● What the task requires:
Identify the lines that contain the string "CFTC", then copy each of them.

● Entries from a dataset:
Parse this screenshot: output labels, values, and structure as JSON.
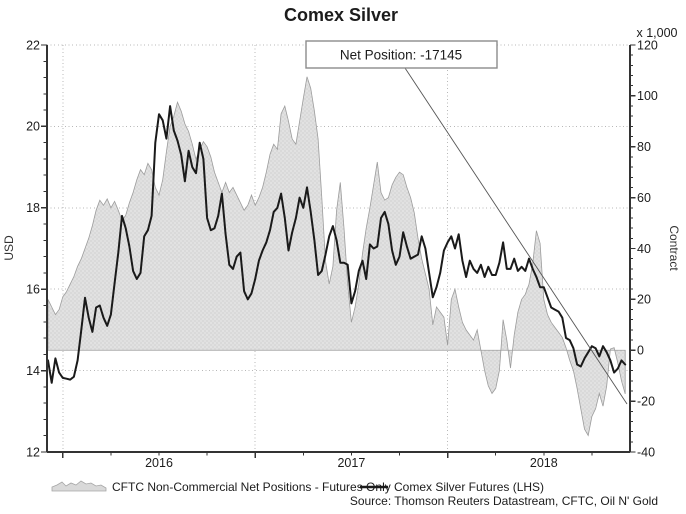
{
  "title": "Comex Silver",
  "left_axis": {
    "label": "USD",
    "min": 12,
    "max": 22,
    "major_ticks": [
      22,
      20,
      18,
      16,
      14,
      12
    ],
    "minor_step": 0.4
  },
  "right_axis": {
    "label": "Contract",
    "unit": "x 1,000",
    "min": -40,
    "max": 120,
    "major_ticks": [
      120,
      100,
      80,
      60,
      40,
      20,
      0,
      -20,
      -40
    ],
    "minor_step": 4
  },
  "x_axis": {
    "years": [
      "2016",
      "2017",
      "2018"
    ]
  },
  "annotation": {
    "text": "Net Position: -17145",
    "value": -17145
  },
  "legend": {
    "area_label": "CFTC Non-Commercial Net Positions - Futures Only",
    "line_label": "Comex Silver Futures (LHS)"
  },
  "source": "Source: Thomson Reuters Datastream, CFTC, Oil N' Gold",
  "colors": {
    "area_fill": "#d9d9d9",
    "area_edge": "#9c9c9c",
    "line": "#1a1a1a",
    "grid": "#b8b8b8",
    "axis": "#333333",
    "annotation_border": "#8c8c8c"
  },
  "chart_data": {
    "type": "area+line combo, weekly time series",
    "x_start": "2015-12",
    "x_end": "2018-12",
    "grid": "dotted, horizontal at left-axis majors, vertical at year starts",
    "legend_position": "bottom",
    "year_start_week_indices": [
      4,
      56,
      108
    ],
    "year_label_week_indices": [
      30,
      82,
      134
    ],
    "series": [
      {
        "name": "CFTC Non-Commercial Net Positions - Futures Only",
        "type": "area",
        "axis": "right",
        "unit": "thousand contracts",
        "baseline": 0,
        "values": [
          20,
          17,
          14,
          16,
          21,
          23,
          26,
          29,
          33,
          36,
          40,
          44,
          49,
          55,
          59,
          57,
          59.5,
          56,
          58.5,
          55,
          51,
          53,
          58,
          62,
          67,
          71,
          69,
          73.5,
          71,
          64,
          61,
          67,
          78,
          88,
          92,
          97.5,
          94,
          89,
          86,
          81,
          75,
          79,
          82,
          80,
          76,
          70,
          66,
          62,
          66,
          62,
          64,
          61,
          58,
          55,
          57,
          61,
          57,
          60,
          64,
          70,
          77,
          81,
          79,
          93,
          96,
          90,
          83,
          81,
          90,
          99,
          107.5,
          103,
          94,
          83,
          60,
          35,
          26,
          33,
          55,
          66,
          48,
          26,
          11,
          17,
          26,
          38,
          48,
          56,
          65,
          74,
          62,
          59,
          60,
          65,
          68,
          70,
          69,
          64,
          60,
          54,
          44,
          36,
          30,
          24,
          10,
          17,
          15,
          13,
          2,
          20,
          24,
          17,
          11,
          8,
          6,
          4,
          8,
          0,
          -8,
          -14,
          -17,
          -15,
          -8,
          12,
          4,
          -7,
          6,
          15,
          20,
          22,
          26,
          34,
          47,
          42,
          20,
          14,
          11,
          9,
          7,
          5,
          1,
          -4,
          -8,
          -15,
          -23,
          -31,
          -33.5,
          -26,
          -23,
          -17,
          -22,
          -14,
          0.5,
          1,
          -5,
          -12,
          -17.145
        ]
      },
      {
        "name": "Comex Silver Futures (LHS)",
        "type": "line",
        "axis": "left",
        "unit": "USD",
        "values": [
          14.25,
          13.7,
          14.3,
          13.95,
          13.82,
          13.8,
          13.78,
          13.85,
          14.25,
          15.0,
          15.79,
          15.3,
          14.95,
          15.55,
          15.6,
          15.3,
          15.1,
          15.38,
          16.15,
          16.9,
          17.8,
          17.5,
          17.05,
          16.45,
          16.25,
          16.4,
          17.3,
          17.45,
          17.8,
          19.6,
          20.3,
          20.15,
          19.7,
          20.5,
          19.9,
          19.65,
          19.3,
          18.65,
          19.4,
          19.0,
          18.85,
          19.6,
          19.2,
          17.75,
          17.45,
          17.5,
          17.8,
          18.35,
          17.35,
          16.6,
          16.5,
          16.8,
          16.9,
          15.95,
          15.75,
          15.9,
          16.25,
          16.7,
          16.95,
          17.15,
          17.45,
          17.9,
          18.0,
          18.35,
          17.75,
          16.95,
          17.4,
          17.75,
          18.25,
          18.0,
          18.5,
          17.9,
          17.2,
          16.35,
          16.45,
          16.85,
          17.3,
          17.55,
          17.2,
          16.65,
          16.65,
          16.6,
          15.65,
          15.95,
          16.45,
          16.7,
          16.25,
          17.1,
          17.0,
          17.05,
          17.75,
          17.9,
          17.6,
          16.95,
          16.6,
          16.8,
          17.4,
          17.05,
          16.75,
          16.8,
          16.85,
          17.3,
          17.0,
          16.4,
          15.8,
          16.05,
          16.4,
          16.95,
          17.15,
          17.3,
          17.0,
          17.35,
          16.7,
          16.3,
          16.7,
          16.5,
          16.4,
          16.6,
          16.3,
          16.55,
          16.35,
          16.35,
          16.65,
          17.15,
          16.5,
          16.5,
          16.75,
          16.45,
          16.55,
          16.45,
          16.75,
          16.5,
          16.3,
          16.05,
          16.05,
          15.8,
          15.55,
          15.5,
          15.45,
          15.3,
          14.8,
          14.75,
          14.55,
          14.15,
          14.1,
          14.3,
          14.45,
          14.6,
          14.55,
          14.35,
          14.6,
          14.45,
          14.25,
          13.95,
          14.05,
          14.25,
          14.15
        ]
      }
    ]
  }
}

● Worked answer:
    "area_label": "CFTC Non-Commercial Net Positions - Futures Only",
  "source": "Source: Thomson Reuters Datastream, CFTC, Oil N' Gold",
        "name": "CFTC Non-Commercial Net Positions - Futures Only",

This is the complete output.